WORK REQUIRED >> Report how many lines contain "color". Give the number and nothing else.
--------------------
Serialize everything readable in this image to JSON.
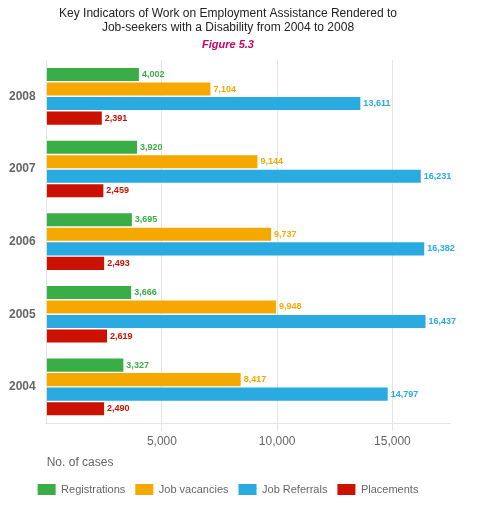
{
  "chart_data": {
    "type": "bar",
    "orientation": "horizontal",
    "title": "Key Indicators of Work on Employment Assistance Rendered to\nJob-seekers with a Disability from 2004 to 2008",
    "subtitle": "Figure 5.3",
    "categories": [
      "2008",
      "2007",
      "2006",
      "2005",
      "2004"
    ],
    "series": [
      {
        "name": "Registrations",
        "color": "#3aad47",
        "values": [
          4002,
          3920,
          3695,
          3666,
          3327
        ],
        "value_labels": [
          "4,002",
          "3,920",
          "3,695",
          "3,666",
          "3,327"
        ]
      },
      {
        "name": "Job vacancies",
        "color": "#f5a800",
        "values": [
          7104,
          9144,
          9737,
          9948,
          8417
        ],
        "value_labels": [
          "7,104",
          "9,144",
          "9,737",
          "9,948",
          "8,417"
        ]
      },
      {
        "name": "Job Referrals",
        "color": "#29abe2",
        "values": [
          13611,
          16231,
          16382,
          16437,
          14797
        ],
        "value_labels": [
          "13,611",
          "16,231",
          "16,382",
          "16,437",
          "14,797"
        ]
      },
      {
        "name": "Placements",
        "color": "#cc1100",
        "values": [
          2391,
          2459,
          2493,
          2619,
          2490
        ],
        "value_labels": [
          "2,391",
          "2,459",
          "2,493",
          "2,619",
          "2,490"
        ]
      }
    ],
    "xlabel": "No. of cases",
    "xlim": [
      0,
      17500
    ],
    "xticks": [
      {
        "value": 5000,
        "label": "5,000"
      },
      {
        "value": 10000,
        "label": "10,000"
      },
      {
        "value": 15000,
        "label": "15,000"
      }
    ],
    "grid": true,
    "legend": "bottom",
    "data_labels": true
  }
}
--------------------
EXERCISE RESULT >> 4